TASK REQUIREMENTS: Filter the records below down to lines containing "document".

TASK INPUT:
################

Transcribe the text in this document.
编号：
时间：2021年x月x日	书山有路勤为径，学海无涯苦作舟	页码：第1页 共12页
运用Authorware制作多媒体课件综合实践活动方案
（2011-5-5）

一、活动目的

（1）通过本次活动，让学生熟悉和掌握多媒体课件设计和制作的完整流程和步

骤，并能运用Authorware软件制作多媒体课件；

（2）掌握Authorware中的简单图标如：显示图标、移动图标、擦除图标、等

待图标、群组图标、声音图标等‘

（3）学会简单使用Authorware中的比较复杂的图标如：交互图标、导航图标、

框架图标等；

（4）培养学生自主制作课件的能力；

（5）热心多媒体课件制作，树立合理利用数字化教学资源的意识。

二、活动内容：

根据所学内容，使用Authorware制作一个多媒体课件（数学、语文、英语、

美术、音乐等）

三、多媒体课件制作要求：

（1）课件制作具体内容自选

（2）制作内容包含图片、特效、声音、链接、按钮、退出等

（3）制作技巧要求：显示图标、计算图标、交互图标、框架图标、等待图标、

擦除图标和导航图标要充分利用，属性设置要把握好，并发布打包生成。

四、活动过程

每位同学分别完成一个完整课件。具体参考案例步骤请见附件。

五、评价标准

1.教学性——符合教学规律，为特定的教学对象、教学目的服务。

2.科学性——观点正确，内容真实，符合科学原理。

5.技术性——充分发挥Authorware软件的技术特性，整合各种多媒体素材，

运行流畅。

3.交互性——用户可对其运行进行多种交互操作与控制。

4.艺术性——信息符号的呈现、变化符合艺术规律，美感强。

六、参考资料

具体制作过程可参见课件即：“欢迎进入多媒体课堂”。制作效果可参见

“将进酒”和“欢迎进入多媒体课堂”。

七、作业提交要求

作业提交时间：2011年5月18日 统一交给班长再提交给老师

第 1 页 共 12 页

################

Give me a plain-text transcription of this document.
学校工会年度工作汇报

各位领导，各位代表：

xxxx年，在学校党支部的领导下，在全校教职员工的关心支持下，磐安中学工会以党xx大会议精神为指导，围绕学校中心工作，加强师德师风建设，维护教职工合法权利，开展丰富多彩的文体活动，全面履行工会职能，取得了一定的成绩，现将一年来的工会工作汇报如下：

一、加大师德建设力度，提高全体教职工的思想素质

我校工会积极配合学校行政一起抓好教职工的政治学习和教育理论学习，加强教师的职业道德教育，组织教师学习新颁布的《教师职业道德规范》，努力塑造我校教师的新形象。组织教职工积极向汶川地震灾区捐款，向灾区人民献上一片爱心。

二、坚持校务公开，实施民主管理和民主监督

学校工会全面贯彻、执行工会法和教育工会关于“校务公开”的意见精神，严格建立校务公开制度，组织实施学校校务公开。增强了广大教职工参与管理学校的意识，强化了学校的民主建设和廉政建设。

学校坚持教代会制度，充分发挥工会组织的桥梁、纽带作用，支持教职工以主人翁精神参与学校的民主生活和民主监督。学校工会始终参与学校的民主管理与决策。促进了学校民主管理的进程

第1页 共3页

################

WRITTEN ANSWER:
Transcribe the text in this document.
Give me a plain-text transcription of this document.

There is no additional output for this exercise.